-- Start of Dataset excerpts --

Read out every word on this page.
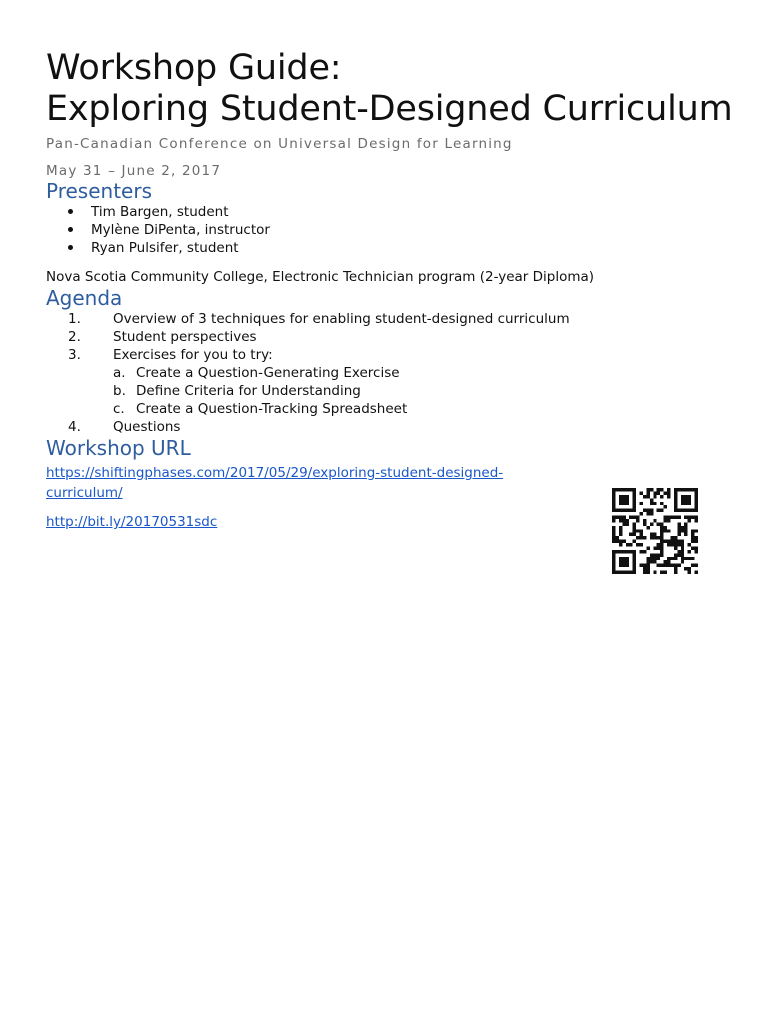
Workshop Guide:
Exploring Student-Designed Curriculum
Pan-Canadian Conference on Universal Design for Learning
May 31 – June 2, 2017
Presenters
Tim Bargen, student
Mylène DiPenta, instructor
Ryan Pulsifer, student
Nova Scotia Community College, Electronic Technician program (2-year Diploma)
Agenda
1. Overview of 3 techniques for enabling student-designed curriculum
2. Student perspectives
3. Exercises for you to try:
a. Create a Question-Generating Exercise
b. Define Criteria for Understanding
c. Create a Question-Tracking Spreadsheet
4. Questions
Workshop URL
https://shiftingphases.com/2017/05/29/exploring-student-designed-curriculum/
http://bit.ly/20170531sdc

-- End of Dataset excerpts --

Extract every line that has the string "Create" in it.

a. Create a Question-Generating Exercise
c. Create a Question-Tracking Spreadsheet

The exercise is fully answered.